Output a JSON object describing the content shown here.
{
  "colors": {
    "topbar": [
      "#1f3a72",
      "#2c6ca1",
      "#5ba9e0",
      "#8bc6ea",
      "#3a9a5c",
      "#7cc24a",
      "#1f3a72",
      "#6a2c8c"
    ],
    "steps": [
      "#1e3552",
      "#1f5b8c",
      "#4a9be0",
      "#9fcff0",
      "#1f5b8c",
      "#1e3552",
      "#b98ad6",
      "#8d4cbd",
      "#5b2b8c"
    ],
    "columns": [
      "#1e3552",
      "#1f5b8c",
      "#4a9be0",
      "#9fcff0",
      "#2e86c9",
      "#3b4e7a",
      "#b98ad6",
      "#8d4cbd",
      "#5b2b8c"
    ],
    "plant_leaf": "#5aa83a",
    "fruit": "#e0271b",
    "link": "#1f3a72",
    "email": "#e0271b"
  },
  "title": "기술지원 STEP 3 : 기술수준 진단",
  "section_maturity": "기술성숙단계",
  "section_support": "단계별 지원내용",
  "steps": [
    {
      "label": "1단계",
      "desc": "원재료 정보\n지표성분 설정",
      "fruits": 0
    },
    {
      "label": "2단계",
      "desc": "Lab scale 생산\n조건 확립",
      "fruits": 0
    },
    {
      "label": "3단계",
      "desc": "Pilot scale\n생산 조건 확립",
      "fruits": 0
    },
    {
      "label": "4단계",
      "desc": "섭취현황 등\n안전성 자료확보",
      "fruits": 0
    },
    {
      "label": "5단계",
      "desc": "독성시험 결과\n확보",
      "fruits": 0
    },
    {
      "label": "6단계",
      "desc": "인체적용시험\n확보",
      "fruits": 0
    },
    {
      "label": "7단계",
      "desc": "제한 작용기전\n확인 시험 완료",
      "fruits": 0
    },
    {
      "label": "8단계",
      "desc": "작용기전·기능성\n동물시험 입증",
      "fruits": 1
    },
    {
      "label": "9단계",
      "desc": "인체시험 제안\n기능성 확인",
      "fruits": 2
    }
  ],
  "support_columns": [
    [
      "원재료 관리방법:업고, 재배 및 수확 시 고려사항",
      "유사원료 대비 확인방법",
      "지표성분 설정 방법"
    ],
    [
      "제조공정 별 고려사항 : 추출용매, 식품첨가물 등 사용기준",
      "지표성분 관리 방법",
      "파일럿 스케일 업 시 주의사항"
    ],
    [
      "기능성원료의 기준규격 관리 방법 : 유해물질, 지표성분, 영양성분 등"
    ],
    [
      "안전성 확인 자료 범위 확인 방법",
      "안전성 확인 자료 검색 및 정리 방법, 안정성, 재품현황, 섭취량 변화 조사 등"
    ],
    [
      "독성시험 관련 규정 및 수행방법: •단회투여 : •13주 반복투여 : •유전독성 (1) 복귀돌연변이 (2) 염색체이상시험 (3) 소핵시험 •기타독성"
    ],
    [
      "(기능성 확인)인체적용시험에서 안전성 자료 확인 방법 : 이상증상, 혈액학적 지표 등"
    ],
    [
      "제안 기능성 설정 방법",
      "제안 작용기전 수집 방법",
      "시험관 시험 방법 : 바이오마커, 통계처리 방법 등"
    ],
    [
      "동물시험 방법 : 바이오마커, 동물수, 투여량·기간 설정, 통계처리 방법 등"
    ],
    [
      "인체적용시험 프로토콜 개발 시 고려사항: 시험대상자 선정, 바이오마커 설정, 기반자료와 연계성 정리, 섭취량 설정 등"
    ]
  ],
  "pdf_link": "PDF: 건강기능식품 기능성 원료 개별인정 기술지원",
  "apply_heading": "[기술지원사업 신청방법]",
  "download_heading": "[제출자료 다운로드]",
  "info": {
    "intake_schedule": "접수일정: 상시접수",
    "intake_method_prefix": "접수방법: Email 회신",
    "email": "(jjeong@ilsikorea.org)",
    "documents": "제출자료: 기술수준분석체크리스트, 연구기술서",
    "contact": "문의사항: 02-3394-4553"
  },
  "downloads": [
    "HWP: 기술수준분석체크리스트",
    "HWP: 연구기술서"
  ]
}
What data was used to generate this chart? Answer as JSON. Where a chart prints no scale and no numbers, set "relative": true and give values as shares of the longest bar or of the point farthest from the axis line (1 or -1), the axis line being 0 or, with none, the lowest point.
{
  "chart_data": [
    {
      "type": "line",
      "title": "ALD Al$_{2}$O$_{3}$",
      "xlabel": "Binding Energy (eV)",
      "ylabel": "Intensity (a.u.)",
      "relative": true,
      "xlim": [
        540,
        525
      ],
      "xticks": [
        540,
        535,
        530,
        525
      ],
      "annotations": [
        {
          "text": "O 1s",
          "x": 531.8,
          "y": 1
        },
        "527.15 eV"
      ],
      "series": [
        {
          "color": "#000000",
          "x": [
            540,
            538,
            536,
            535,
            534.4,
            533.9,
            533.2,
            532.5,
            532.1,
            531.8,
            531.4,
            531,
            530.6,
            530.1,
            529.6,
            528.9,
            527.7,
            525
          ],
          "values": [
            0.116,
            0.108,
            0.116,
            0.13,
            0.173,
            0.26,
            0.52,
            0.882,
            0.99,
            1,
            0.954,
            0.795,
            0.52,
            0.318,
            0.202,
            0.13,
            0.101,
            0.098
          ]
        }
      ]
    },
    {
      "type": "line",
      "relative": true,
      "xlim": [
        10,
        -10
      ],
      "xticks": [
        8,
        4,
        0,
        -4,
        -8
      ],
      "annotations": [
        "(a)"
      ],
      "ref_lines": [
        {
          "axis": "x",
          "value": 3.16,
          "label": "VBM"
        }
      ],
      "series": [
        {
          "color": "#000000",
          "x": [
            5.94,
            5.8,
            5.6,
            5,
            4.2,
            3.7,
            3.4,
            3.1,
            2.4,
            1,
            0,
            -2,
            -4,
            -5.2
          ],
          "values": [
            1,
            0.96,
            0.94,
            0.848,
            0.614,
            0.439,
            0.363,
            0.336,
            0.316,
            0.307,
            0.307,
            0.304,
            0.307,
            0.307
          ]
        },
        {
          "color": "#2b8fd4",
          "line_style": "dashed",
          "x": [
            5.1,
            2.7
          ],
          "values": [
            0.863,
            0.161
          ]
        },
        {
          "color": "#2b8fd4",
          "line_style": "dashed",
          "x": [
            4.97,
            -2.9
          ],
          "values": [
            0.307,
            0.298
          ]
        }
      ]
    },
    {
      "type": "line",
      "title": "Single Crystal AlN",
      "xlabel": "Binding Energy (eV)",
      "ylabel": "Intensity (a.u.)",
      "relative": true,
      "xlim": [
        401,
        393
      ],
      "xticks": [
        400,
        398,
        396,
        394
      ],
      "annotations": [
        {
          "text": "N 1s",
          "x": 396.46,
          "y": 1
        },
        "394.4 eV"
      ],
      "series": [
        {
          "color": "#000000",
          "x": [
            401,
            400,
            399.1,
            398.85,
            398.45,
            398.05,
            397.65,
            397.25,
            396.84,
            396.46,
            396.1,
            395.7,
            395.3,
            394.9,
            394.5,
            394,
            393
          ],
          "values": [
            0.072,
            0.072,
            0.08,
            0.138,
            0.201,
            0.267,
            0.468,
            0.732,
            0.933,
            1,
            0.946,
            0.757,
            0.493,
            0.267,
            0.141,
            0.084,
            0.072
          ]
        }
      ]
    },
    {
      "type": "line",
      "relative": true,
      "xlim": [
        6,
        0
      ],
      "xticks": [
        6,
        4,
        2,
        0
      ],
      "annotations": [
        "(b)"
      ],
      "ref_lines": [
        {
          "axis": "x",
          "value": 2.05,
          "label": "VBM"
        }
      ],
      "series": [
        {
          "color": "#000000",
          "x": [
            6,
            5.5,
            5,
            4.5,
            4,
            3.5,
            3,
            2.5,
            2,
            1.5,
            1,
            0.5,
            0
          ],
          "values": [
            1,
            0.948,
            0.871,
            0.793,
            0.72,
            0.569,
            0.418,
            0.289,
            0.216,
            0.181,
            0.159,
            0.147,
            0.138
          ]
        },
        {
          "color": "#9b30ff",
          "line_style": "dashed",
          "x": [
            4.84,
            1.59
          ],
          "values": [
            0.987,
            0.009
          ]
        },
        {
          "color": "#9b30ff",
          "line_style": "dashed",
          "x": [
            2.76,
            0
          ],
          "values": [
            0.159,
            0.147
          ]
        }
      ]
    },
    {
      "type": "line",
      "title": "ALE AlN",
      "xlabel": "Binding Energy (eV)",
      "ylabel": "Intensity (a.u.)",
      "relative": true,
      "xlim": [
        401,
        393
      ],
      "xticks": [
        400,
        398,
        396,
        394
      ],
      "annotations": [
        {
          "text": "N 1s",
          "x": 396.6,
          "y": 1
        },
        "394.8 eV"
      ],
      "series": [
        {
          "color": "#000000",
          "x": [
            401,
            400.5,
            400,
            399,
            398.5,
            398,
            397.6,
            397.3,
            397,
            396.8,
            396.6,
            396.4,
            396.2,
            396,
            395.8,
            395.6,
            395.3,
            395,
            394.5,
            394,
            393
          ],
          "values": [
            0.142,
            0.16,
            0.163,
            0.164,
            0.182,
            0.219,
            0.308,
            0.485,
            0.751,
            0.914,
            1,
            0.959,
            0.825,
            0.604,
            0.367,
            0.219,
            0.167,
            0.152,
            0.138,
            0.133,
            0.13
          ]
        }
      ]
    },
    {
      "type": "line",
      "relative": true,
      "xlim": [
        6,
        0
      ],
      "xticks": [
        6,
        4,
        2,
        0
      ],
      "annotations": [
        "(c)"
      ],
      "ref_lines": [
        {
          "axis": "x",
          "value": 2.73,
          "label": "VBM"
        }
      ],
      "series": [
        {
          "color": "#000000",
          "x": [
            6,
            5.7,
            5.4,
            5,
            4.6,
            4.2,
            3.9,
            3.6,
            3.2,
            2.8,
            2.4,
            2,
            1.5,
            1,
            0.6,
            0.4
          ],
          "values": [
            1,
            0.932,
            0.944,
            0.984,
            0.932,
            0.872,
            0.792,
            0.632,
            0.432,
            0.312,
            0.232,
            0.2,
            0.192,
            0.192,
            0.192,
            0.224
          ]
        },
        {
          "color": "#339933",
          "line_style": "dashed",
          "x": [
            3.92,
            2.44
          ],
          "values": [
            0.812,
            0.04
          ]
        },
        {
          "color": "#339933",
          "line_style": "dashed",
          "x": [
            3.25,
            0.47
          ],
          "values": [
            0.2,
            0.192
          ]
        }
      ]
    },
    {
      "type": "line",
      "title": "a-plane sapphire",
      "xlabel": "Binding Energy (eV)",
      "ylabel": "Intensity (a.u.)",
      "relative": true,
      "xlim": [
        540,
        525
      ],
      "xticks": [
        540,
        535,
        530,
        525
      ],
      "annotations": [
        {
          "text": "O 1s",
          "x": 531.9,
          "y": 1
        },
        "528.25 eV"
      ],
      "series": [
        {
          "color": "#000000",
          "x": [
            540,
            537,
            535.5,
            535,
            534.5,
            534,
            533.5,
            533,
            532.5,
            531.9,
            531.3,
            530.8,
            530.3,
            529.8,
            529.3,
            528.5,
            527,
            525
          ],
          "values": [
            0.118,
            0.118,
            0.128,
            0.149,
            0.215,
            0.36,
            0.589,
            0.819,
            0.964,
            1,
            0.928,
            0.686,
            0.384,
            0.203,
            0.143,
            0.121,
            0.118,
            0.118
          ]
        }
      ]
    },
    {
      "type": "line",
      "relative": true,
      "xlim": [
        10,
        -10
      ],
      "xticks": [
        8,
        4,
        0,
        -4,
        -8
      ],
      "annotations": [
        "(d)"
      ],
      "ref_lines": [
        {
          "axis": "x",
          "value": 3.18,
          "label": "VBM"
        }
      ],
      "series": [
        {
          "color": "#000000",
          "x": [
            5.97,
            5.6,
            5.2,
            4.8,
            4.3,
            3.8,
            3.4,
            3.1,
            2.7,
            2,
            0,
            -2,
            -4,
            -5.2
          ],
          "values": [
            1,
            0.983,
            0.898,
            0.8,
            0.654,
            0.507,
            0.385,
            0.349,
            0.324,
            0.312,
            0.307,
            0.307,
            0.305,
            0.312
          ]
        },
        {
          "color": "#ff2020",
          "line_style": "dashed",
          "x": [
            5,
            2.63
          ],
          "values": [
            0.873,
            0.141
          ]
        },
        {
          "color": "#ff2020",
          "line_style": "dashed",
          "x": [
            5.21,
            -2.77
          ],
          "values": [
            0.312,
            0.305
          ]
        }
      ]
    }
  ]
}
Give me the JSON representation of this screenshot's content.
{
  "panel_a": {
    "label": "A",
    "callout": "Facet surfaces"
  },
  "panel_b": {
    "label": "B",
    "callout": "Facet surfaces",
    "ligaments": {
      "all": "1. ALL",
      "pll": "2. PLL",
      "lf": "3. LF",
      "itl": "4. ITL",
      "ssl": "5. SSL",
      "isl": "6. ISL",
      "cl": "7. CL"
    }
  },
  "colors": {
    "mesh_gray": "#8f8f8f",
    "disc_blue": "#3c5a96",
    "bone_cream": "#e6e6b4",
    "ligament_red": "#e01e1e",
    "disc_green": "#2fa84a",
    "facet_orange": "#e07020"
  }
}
• • •
### Directive
Gather up every line from the listing above in which the word "title" occurs.

### Task result
  "title": "기술지원 STEP 3 : 기술수준 진단",
      "title": "ALD Al$_{2}$O$_{3}$",
      "title": "Single Crystal AlN",
      "title": "ALE AlN",
      "title": "a-plane sapphire",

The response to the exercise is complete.